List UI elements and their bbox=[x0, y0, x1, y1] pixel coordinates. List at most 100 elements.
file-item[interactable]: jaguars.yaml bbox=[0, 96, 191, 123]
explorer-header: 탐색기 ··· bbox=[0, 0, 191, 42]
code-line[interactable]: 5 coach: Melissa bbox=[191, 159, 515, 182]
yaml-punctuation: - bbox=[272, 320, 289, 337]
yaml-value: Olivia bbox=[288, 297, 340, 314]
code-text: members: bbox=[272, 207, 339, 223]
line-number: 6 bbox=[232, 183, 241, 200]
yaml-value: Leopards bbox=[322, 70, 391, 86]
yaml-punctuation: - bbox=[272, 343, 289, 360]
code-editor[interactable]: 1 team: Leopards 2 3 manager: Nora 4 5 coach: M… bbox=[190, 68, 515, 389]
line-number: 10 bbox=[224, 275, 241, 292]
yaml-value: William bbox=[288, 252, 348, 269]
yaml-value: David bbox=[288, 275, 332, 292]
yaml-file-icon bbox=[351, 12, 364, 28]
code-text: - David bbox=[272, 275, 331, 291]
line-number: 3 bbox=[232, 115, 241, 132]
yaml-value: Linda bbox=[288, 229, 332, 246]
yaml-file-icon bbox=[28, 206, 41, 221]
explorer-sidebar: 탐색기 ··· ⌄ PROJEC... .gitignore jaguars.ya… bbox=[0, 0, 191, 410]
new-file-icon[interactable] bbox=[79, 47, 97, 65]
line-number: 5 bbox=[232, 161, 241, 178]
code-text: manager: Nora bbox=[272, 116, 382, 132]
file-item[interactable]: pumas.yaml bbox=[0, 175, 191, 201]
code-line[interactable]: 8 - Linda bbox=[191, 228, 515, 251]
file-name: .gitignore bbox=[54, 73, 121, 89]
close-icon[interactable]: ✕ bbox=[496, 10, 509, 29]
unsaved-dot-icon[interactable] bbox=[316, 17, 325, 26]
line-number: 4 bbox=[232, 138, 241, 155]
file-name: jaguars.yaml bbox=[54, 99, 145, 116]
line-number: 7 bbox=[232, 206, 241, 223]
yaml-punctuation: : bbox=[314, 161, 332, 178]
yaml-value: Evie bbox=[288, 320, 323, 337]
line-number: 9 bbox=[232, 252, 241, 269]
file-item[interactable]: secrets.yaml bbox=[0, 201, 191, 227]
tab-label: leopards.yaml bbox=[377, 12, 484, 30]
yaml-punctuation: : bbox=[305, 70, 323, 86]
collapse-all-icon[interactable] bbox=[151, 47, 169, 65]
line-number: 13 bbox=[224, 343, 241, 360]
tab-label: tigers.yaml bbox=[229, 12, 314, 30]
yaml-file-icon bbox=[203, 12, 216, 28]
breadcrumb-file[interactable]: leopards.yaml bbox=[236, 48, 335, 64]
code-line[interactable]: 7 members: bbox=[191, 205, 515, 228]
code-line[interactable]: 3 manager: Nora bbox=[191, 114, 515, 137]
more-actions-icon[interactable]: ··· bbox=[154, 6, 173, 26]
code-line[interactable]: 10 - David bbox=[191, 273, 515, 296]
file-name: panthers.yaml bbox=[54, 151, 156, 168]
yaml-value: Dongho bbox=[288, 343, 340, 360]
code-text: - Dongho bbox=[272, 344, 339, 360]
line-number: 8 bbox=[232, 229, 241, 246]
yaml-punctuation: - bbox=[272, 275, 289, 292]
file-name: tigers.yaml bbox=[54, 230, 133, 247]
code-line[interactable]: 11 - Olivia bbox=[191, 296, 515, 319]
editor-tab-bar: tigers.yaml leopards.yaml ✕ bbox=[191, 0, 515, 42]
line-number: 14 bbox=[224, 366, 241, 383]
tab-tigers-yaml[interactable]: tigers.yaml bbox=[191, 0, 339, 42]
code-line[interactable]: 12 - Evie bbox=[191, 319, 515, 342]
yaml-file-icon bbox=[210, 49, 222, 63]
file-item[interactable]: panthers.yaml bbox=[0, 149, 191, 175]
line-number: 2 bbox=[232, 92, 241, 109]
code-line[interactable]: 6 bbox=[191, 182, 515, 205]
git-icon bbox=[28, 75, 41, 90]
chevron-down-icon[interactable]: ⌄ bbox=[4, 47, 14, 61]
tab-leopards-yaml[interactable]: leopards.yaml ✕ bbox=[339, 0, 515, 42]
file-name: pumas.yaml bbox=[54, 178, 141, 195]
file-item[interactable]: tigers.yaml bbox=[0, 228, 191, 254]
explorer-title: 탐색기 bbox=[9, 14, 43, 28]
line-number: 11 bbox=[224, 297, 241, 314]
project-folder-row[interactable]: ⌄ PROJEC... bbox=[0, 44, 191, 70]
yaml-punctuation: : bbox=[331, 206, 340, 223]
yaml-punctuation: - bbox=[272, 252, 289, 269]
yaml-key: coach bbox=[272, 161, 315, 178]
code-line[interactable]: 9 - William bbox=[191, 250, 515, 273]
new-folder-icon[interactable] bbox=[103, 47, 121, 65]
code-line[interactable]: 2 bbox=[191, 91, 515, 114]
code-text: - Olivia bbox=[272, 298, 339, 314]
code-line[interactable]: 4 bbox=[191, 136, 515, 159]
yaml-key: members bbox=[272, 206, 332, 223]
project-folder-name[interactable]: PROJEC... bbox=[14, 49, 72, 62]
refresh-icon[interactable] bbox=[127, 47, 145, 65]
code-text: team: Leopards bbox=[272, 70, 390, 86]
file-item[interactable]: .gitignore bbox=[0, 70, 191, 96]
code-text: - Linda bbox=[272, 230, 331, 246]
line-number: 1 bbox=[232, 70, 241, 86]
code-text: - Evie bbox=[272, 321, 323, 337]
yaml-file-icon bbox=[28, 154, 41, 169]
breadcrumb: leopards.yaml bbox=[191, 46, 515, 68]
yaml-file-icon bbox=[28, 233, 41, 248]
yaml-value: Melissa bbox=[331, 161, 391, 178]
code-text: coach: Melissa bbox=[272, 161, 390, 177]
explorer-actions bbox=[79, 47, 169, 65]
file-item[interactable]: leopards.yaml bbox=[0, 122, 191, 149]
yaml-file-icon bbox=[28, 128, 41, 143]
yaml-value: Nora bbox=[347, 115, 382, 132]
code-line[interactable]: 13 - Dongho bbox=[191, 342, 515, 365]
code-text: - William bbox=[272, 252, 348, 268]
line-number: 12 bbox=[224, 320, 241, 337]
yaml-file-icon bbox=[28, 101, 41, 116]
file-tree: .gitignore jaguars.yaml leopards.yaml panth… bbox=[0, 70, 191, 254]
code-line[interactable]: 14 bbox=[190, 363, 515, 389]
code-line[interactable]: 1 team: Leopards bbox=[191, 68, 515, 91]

========================================================================

[Directive]:
Print the records exactly as they appear, from their first line through the line containing "yaml-punctuation: : bbox=[314, 161, 332, 178]", with both of those lines included.

[Task solution]:
List UI elements and their bbox=[x0, y0, x1, y1] pixel coordinates. List at most 100 elements.
file-item[interactable]: jaguars.yaml bbox=[0, 96, 191, 123]
explorer-header: 탐색기 ··· bbox=[0, 0, 191, 42]
code-line[interactable]: 5 coach: Melissa bbox=[191, 159, 515, 182]
yaml-punctuation: - bbox=[272, 320, 289, 337]
yaml-value: Olivia bbox=[288, 297, 340, 314]
code-text: members: bbox=[272, 207, 339, 223]
line-number: 6 bbox=[232, 183, 241, 200]
yaml-value: Leopards bbox=[322, 70, 391, 86]
yaml-punctuation: - bbox=[272, 343, 289, 360]
code-editor[interactable]: 1 team: Leopards 2 3 manager: Nora 4 5 coach: M… bbox=[190, 68, 515, 389]
line-number: 10 bbox=[224, 275, 241, 292]
yaml-value: William bbox=[288, 252, 348, 269]
yaml-value: David bbox=[288, 275, 332, 292]
yaml-file-icon bbox=[351, 12, 364, 28]
code-text: - David bbox=[272, 275, 331, 291]
line-number: 3 bbox=[232, 115, 241, 132]
yaml-value: Linda bbox=[288, 229, 332, 246]
yaml-file-icon bbox=[28, 206, 41, 221]
explorer-sidebar: 탐색기 ··· ⌄ PROJEC... .gitignore jaguars.ya… bbox=[0, 0, 191, 410]
new-file-icon[interactable] bbox=[79, 47, 97, 65]
line-number: 5 bbox=[232, 161, 241, 178]
code-text: manager: Nora bbox=[272, 116, 382, 132]
file-item[interactable]: pumas.yaml bbox=[0, 175, 191, 201]
code-line[interactable]: 8 - Linda bbox=[191, 228, 515, 251]
file-name: .gitignore bbox=[54, 73, 121, 89]
close-icon[interactable]: ✕ bbox=[496, 10, 509, 29]
unsaved-dot-icon[interactable] bbox=[316, 17, 325, 26]
line-number: 4 bbox=[232, 138, 241, 155]
file-name: jaguars.yaml bbox=[54, 99, 145, 116]
line-number: 7 bbox=[232, 206, 241, 223]
yaml-punctuation: : bbox=[314, 161, 332, 178]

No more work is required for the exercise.